» **OPDRACHT 1**
Beantwoord de volgende vragen aan de hand van de bron.
(a) Hoeveel jaar geleden kwam de verteller bij HVO-Querido?
(b) In welk jaar meldde de verteller zich aan voor het Martien Schaaperhuis?
(c) Met welk team werden op IJburg satellietwoningen opgezet?

Open dag Martien Schaaperhuis 2008

Vrijburg

Ik werkte heel even bij het Leger de Heils en kwam kort daarna bij HVO-Querido. Dat is nu vijftien jaar geleden. Ik begon als begeleider bij Vrijburg aan de Ruysdaelkade toen dat nog een zogeheten sociaal pension was. Dat was een oude bende qua behuizing en inrichting, ik schaamde me bijna dat ik daar moest werken, dat kon echt niet meer. Het werk zelf vond ik gelijk leuk, je was redelijk vrij om je eigen plan te trekken met bewoners.

Voor het Centraal Bureau, 2009

Martien Schaaperhuis

Ik heb het niet afgewacht, ik bepaal het liever zelf. Dus vlak voordat Vrijburg dicht ging, heb ik me in 2008 aangemeld voor het Martien Schaaperhuis, dat waren ze toen nog aan het bouwen. Eerst was ik begeleider van de mensen hier in huis, al snel ben ik me samen met collega Rob Keizer, hij werkt nu bij BW Zuid, meer gaan richten op buiten. Samen met Ambulant team Noord hebben we op IJburg satellietwoningen opgezet. Ik ben altijd sterk gefocust geweest op de buitenwereld. Wij werkten al wijkgericht toen dat nog niet in zwang was. Je woont en werkt in een wijk, dan moet je er ook op uit in die wijk. Ik houd van het kleine, dus zoek niet alleen aansluiting met organisaties die in de buurt actief zijn, zoals Dynamo, maar werk ook samen met winkeliers, een sportschooltje en een kerk. Werk fijnmazig en met je omgeving.

» **OPDRACHT 2**
Typ het stuk van de rijen over vanaf het begin tot en met de regel die "svg-text:IP5 % - senza" bevat. Verander niets aan die regels.

» **AANGELEVERDE RIJEN**
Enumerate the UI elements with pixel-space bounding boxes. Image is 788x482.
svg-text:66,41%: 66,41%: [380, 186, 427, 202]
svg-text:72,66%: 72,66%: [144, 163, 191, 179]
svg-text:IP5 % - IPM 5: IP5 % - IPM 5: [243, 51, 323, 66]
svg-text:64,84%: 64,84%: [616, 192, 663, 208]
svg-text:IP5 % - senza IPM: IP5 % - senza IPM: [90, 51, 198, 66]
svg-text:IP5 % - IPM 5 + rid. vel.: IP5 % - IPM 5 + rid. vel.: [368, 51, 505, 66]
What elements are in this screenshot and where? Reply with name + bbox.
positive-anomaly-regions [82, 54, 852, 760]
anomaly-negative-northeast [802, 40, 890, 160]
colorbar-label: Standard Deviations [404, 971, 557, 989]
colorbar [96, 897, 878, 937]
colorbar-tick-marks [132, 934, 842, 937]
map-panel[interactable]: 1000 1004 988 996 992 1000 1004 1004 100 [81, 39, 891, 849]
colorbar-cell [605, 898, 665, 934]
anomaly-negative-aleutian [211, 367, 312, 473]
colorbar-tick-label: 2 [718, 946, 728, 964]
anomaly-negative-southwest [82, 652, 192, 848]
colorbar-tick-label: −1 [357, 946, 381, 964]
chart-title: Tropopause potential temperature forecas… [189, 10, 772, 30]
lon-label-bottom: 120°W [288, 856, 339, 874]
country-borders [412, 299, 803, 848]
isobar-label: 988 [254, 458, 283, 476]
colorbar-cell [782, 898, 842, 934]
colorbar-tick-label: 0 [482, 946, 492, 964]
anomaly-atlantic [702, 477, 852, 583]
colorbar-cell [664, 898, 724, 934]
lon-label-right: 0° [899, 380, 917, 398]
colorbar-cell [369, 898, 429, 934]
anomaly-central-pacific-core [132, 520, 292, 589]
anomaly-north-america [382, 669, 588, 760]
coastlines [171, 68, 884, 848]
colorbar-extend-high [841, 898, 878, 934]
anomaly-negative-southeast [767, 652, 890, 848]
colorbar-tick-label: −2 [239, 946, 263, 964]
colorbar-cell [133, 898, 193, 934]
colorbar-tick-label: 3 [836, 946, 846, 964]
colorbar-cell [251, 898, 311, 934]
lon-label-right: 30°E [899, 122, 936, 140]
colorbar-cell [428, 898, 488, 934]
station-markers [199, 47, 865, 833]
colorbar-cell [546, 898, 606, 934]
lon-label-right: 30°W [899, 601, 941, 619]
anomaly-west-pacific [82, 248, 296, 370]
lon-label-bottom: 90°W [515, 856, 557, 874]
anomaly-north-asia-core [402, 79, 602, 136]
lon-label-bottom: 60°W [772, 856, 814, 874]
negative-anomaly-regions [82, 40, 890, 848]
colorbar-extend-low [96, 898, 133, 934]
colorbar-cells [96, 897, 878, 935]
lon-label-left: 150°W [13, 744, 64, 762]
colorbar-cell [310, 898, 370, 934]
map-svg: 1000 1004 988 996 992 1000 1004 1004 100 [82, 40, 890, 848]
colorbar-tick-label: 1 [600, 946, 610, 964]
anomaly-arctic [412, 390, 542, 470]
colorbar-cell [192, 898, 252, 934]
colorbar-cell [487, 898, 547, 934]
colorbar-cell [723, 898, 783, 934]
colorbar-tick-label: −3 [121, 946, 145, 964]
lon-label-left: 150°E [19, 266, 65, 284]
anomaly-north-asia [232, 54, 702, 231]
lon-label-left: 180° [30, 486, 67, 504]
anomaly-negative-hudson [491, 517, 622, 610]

» **VERWACHT ANTWOORD 1**
(a) Vijftien jaar geleden.
(b) In 2008.
(c) Met Ambulant team Noord.

» **VERWACHT ANTWOORD 2**
Enumerate the UI elements with pixel-space bounding boxes. Image is 788x482.
svg-text:66,41%: 66,41%: [380, 186, 427, 202]
svg-text:72,66%: 72,66%: [144, 163, 191, 179]
svg-text:IP5 % - IPM 5: IP5 % - IPM 5: [243, 51, 323, 66]
svg-text:64,84%: 64,84%: [616, 192, 663, 208]
svg-text:IP5 % - senza IPM: IP5 % - senza IPM: [90, 51, 198, 66]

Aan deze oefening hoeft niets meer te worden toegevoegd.